• _Stated exercise_
Print all records exactly, leaving nothing out.

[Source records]
▼▼▼

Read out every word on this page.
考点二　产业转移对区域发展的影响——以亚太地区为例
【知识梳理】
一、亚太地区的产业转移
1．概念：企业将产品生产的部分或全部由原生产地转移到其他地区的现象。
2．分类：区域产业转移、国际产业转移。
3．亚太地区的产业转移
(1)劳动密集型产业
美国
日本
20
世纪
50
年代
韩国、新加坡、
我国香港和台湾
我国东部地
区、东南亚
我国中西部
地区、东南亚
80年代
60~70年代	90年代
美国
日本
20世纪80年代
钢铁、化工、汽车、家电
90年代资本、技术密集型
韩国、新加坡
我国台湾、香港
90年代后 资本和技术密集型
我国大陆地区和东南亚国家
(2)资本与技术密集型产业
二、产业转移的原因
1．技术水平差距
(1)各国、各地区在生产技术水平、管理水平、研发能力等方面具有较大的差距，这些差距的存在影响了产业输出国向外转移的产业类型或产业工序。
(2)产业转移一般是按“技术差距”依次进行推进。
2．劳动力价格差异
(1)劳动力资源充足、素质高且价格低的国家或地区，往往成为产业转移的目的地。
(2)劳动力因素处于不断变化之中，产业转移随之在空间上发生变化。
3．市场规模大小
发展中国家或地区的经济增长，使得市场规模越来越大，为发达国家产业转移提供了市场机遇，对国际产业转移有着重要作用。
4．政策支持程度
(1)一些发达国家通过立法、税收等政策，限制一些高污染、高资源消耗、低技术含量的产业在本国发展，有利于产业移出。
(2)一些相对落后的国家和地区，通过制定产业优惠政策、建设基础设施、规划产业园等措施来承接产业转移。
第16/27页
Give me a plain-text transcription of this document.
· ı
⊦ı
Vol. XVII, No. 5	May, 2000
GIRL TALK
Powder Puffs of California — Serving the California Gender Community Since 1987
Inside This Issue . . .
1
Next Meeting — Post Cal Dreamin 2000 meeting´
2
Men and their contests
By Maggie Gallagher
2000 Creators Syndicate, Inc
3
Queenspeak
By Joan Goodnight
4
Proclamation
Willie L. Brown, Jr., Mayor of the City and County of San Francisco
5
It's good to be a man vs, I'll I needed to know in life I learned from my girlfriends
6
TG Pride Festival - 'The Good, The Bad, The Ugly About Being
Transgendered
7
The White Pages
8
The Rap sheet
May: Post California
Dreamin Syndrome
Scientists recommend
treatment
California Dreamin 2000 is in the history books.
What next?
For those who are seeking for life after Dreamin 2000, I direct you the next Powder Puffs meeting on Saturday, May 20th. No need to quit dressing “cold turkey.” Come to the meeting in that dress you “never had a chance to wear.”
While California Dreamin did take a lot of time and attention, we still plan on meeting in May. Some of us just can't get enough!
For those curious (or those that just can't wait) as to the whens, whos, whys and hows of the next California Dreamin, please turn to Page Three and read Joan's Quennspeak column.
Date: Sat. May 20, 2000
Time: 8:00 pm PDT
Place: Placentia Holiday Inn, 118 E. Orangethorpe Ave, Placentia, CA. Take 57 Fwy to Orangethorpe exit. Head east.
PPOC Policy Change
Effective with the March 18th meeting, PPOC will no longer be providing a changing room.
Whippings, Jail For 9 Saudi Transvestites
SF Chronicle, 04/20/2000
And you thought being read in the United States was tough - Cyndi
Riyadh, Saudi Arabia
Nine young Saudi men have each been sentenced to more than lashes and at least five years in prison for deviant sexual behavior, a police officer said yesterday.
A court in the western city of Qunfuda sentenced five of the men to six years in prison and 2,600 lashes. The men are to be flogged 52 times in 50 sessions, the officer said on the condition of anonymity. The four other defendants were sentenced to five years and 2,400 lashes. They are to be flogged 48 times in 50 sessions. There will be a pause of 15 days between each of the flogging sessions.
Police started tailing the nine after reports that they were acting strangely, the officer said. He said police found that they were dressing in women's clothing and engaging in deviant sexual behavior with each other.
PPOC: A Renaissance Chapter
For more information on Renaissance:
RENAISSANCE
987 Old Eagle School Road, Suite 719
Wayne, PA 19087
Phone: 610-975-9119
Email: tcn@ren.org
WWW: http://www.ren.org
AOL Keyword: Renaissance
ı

▲▲▲

• _Full answer_
Read out every word on this page.
考点二　产业转移对区域发展的影响——以亚太地区为例
【知识梳理】
一、亚太地区的产业转移
1．概念：企业将产品生产的部分或全部由原生产地转移到其他地区的现象。
2．分类：区域产业转移、国际产业转移。
3．亚太地区的产业转移
(1)劳动密集型产业
美国
日本
20
世纪
50
年代
韩国、新加坡、
我国香港和台湾
我国东部地
区、东南亚
我国中西部
地区、东南亚
80年代
60~70年代	90年代
美国
日本
20世纪80年代
钢铁、化工、汽车、家电
90年代资本、技术密集型
韩国、新加坡
我国台湾、香港
90年代后 资本和技术密集型
我国大陆地区和东南亚国家
(2)资本与技术密集型产业
二、产业转移的原因
1．技术水平差距
(1)各国、各地区在生产技术水平、管理水平、研发能力等方面具有较大的差距，这些差距的存在影响了产业输出国向外转移的产业类型或产业工序。
(2)产业转移一般是按“技术差距”依次进行推进。
2．劳动力价格差异
(1)劳动力资源充足、素质高且价格低的国家或地区，往往成为产业转移的目的地。
(2)劳动力因素处于不断变化之中，产业转移随之在空间上发生变化。
3．市场规模大小
发展中国家或地区的经济增长，使得市场规模越来越大，为发达国家产业转移提供了市场机遇，对国际产业转移有着重要作用。
4．政策支持程度
(1)一些发达国家通过立法、税收等政策，限制一些高污染、高资源消耗、低技术含量的产业在本国发展，有利于产业移出。
(2)一些相对落后的国家和地区，通过制定产业优惠政策、建设基础设施、规划产业园等措施来承接产业转移。
第16/27页
Give me a plain-text transcription of this document.
· ı
⊦ı
Vol. XVII, No. 5	May, 2000
GIRL TALK
Powder Puffs of California — Serving the California Gender Community Since 1987
Inside This Issue . . .
1
Next Meeting — Post Cal Dreamin 2000 meeting´
2
Men and their contests
By Maggie Gallagher
2000 Creators Syndicate, Inc
3
Queenspeak
By Joan Goodnight
4
Proclamation
Willie L. Brown, Jr., Mayor of the City and County of San Francisco
5
It's good to be a man vs, I'll I needed to know in life I learned from my girlfriends
6
TG Pride Festival - 'The Good, The Bad, The Ugly About Being
Transgendered
7
The White Pages
8
The Rap sheet
May: Post California
Dreamin Syndrome
Scientists recommend
treatment
California Dreamin 2000 is in the history books.
What next?
For those who are seeking for life after Dreamin 2000, I direct you the next Powder Puffs meeting on Saturday, May 20th. No need to quit dressing “cold turkey.” Come to the meeting in that dress you “never had a chance to wear.”
While California Dreamin did take a lot of time and attention, we still plan on meeting in May. Some of us just can't get enough!
For those curious (or those that just can't wait) as to the whens, whos, whys and hows of the next California Dreamin, please turn to Page Three and read Joan's Quennspeak column.
Date: Sat. May 20, 2000
Time: 8:00 pm PDT
Place: Placentia Holiday Inn, 118 E. Orangethorpe Ave, Placentia, CA. Take 57 Fwy to Orangethorpe exit. Head east.
PPOC Policy Change
Effective with the March 18th meeting, PPOC will no longer be providing a changing room.
Whippings, Jail For 9 Saudi Transvestites
SF Chronicle, 04/20/2000
And you thought being read in the United States was tough - Cyndi
Riyadh, Saudi Arabia
Nine young Saudi men have each been sentenced to more than lashes and at least five years in prison for deviant sexual behavior, a police officer said yesterday.
A court in the western city of Qunfuda sentenced five of the men to six years in prison and 2,600 lashes. The men are to be flogged 52 times in 50 sessions, the officer said on the condition of anonymity. The four other defendants were sentenced to five years and 2,400 lashes. They are to be flogged 48 times in 50 sessions. There will be a pause of 15 days between each of the flogging sessions.
Police started tailing the nine after reports that they were acting strangely, the officer said. He said police found that they were dressing in women's clothing and engaging in deviant sexual behavior with each other.
PPOC: A Renaissance Chapter
For more information on Renaissance:
RENAISSANCE
987 Old Eagle School Road, Suite 719
Wayne, PA 19087
Phone: 610-975-9119
Email: tcn@ren.org
WWW: http://www.ren.org
AOL Keyword: Renaissance
ı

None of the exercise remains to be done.